Data entries
○ ○ ○ ○ ○ ○ ○

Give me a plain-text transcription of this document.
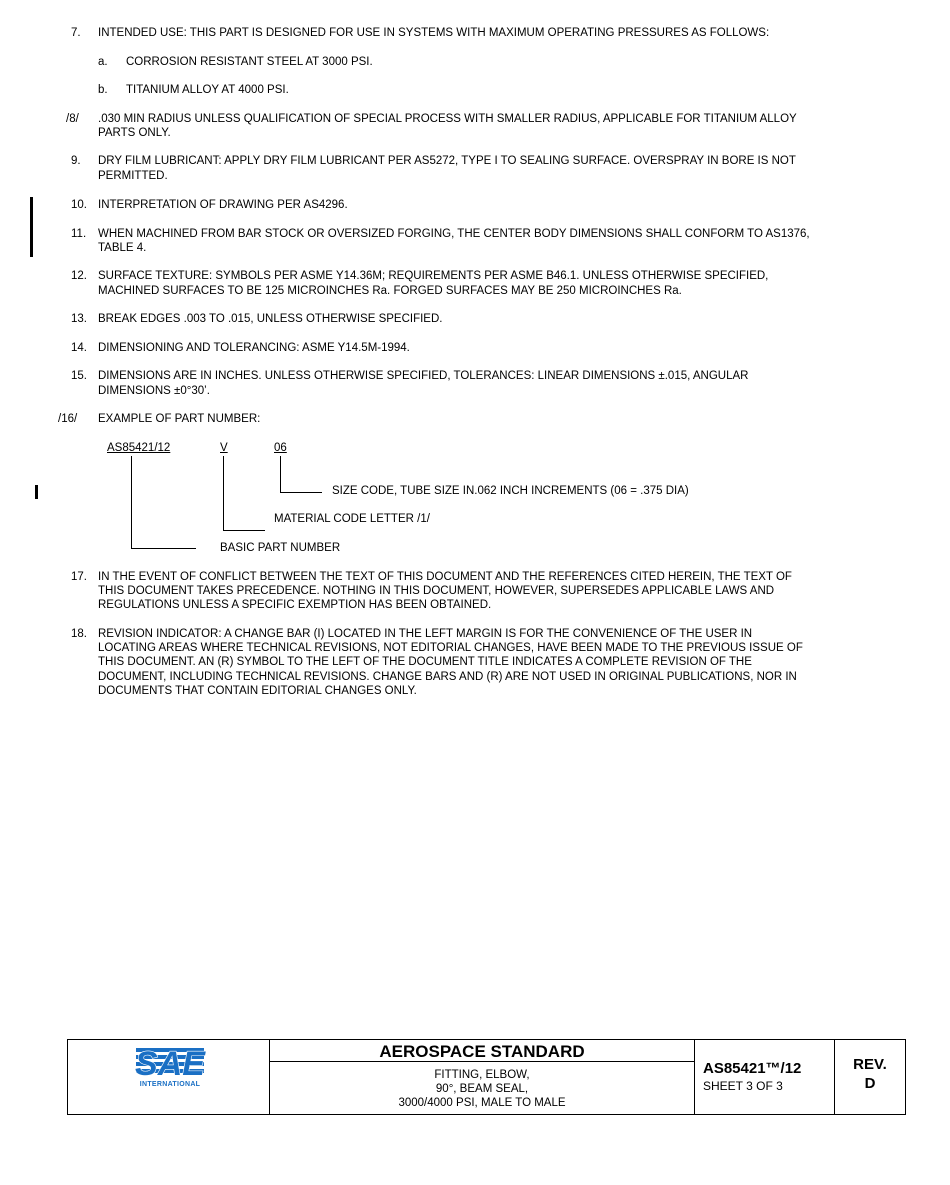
7. INTENDED USE: THIS PART IS DESIGNED FOR USE IN SYSTEMS WITH MAXIMUM OPERATING PRESSURES AS FOLLOWS:
a. CORROSION RESISTANT STEEL AT 3000 PSI.
b. TITANIUM ALLOY AT 4000 PSI.
/8/ .030 MIN RADIUS UNLESS QUALIFICATION OF SPECIAL PROCESS WITH SMALLER RADIUS, APPLICABLE FOR TITANIUM ALLOY
PARTS ONLY.
9. DRY FILM LUBRICANT: APPLY DRY FILM LUBRICANT PER AS5272, TYPE I TO SEALING SURFACE. OVERSPRAY IN BORE IS NOT
PERMITTED.
10. INTERPRETATION OF DRAWING PER AS4296.
11. WHEN MACHINED FROM BAR STOCK OR OVERSIZED FORGING, THE CENTER BODY DIMENSIONS SHALL CONFORM TO AS1376,
TABLE 4.
12. SURFACE TEXTURE: SYMBOLS PER ASME Y14.36M; REQUIREMENTS PER ASME B46.1. UNLESS OTHERWISE SPECIFIED,
MACHINED SURFACES TO BE 125 MICROINCHES Ra. FORGED SURFACES MAY BE 250 MICROINCHES Ra.
13. BREAK EDGES .003 TO .015, UNLESS OTHERWISE SPECIFIED.
14. DIMENSIONING AND TOLERANCING: ASME Y14.5M-1994.
15. DIMENSIONS ARE IN INCHES. UNLESS OTHERWISE SPECIFIED, TOLERANCES: LINEAR DIMENSIONS ±.015, ANGULAR
DIMENSIONS ±0°30’.
/16/ EXAMPLE OF PART NUMBER:
AS85421/12	V	06
SIZE CODE, TUBE SIZE IN.062 INCH INCREMENTS (06 = .375 DIA)
MATERIAL CODE LETTER /1/
BASIC PART NUMBER
17. IN THE EVENT OF CONFLICT BETWEEN THE TEXT OF THIS DOCUMENT AND THE REFERENCES CITED HEREIN, THE TEXT OF
THIS DOCUMENT TAKES PRECEDENCE. NOTHING IN THIS DOCUMENT, HOWEVER, SUPERSEDES APPLICABLE LAWS AND
REGULATIONS UNLESS A SPECIFIC EXEMPTION HAS BEEN OBTAINED.
18. REVISION INDICATOR: A CHANGE BAR (I) LOCATED IN THE LEFT MARGIN IS FOR THE CONVENIENCE OF THE USER IN
LOCATING AREAS WHERE TECHNICAL REVISIONS, NOT EDITORIAL CHANGES, HAVE BEEN MADE TO THE PREVIOUS ISSUE OF
THIS DOCUMENT. AN (R) SYMBOL TO THE LEFT OF THE DOCUMENT TITLE INDICATES A COMPLETE REVISION OF THE
DOCUMENT, INCLUDING TECHNICAL REVISIONS. CHANGE BARS AND (R) ARE NOT USED IN ORIGINAL PUBLICATIONS, NOR IN
DOCUMENTS THAT CONTAIN EDITORIAL CHANGES ONLY.
SAE
INTERNATIONAL
AEROSPACE STANDARD
FITTING, ELBOW,
90°, BEAM SEAL,
3000/4000 PSI, MALE TO MALE
AS85421™/12
SHEET 3 OF 3
REV.
D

○ ○ ○ ○ ○ ○ ○

→ **Work instructions**:
Leave out all images, then reproduce the entries above exactly.

→ **Response to this task**:
Give me a plain-text transcription of this document.
7. INTENDED USE: THIS PART IS DESIGNED FOR USE IN SYSTEMS WITH MAXIMUM OPERATING PRESSURES AS FOLLOWS:
a. CORROSION RESISTANT STEEL AT 3000 PSI.
b. TITANIUM ALLOY AT 4000 PSI.
/8/ .030 MIN RADIUS UNLESS QUALIFICATION OF SPECIAL PROCESS WITH SMALLER RADIUS, APPLICABLE FOR TITANIUM ALLOY
PARTS ONLY.
9. DRY FILM LUBRICANT: APPLY DRY FILM LUBRICANT PER AS5272, TYPE I TO SEALING SURFACE. OVERSPRAY IN BORE IS NOT
PERMITTED.
10. INTERPRETATION OF DRAWING PER AS4296.
11. WHEN MACHINED FROM BAR STOCK OR OVERSIZED FORGING, THE CENTER BODY DIMENSIONS SHALL CONFORM TO AS1376,
TABLE 4.
12. SURFACE TEXTURE: SYMBOLS PER ASME Y14.36M; REQUIREMENTS PER ASME B46.1. UNLESS OTHERWISE SPECIFIED,
MACHINED SURFACES TO BE 125 MICROINCHES Ra. FORGED SURFACES MAY BE 250 MICROINCHES Ra.
13. BREAK EDGES .003 TO .015, UNLESS OTHERWISE SPECIFIED.
14. DIMENSIONING AND TOLERANCING: ASME Y14.5M-1994.
15. DIMENSIONS ARE IN INCHES. UNLESS OTHERWISE SPECIFIED, TOLERANCES: LINEAR DIMENSIONS ±.015, ANGULAR
DIMENSIONS ±0°30’.
/16/ EXAMPLE OF PART NUMBER:
AS85421/12	V	06
SIZE CODE, TUBE SIZE IN.062 INCH INCREMENTS (06 = .375 DIA)
MATERIAL CODE LETTER /1/
BASIC PART NUMBER
17. IN THE EVENT OF CONFLICT BETWEEN THE TEXT OF THIS DOCUMENT AND THE REFERENCES CITED HEREIN, THE TEXT OF
THIS DOCUMENT TAKES PRECEDENCE. NOTHING IN THIS DOCUMENT, HOWEVER, SUPERSEDES APPLICABLE LAWS AND
REGULATIONS UNLESS A SPECIFIC EXEMPTION HAS BEEN OBTAINED.
18. REVISION INDICATOR: A CHANGE BAR (I) LOCATED IN THE LEFT MARGIN IS FOR THE CONVENIENCE OF THE USER IN
LOCATING AREAS WHERE TECHNICAL REVISIONS, NOT EDITORIAL CHANGES, HAVE BEEN MADE TO THE PREVIOUS ISSUE OF
THIS DOCUMENT. AN (R) SYMBOL TO THE LEFT OF THE DOCUMENT TITLE INDICATES A COMPLETE REVISION OF THE
DOCUMENT, INCLUDING TECHNICAL REVISIONS. CHANGE BARS AND (R) ARE NOT USED IN ORIGINAL PUBLICATIONS, NOR IN
DOCUMENTS THAT CONTAIN EDITORIAL CHANGES ONLY.
SAE
INTERNATIONAL
AEROSPACE STANDARD
FITTING, ELBOW,
90°, BEAM SEAL,
3000/4000 PSI, MALE TO MALE
AS85421™/12
SHEET 3 OF 3
REV.
D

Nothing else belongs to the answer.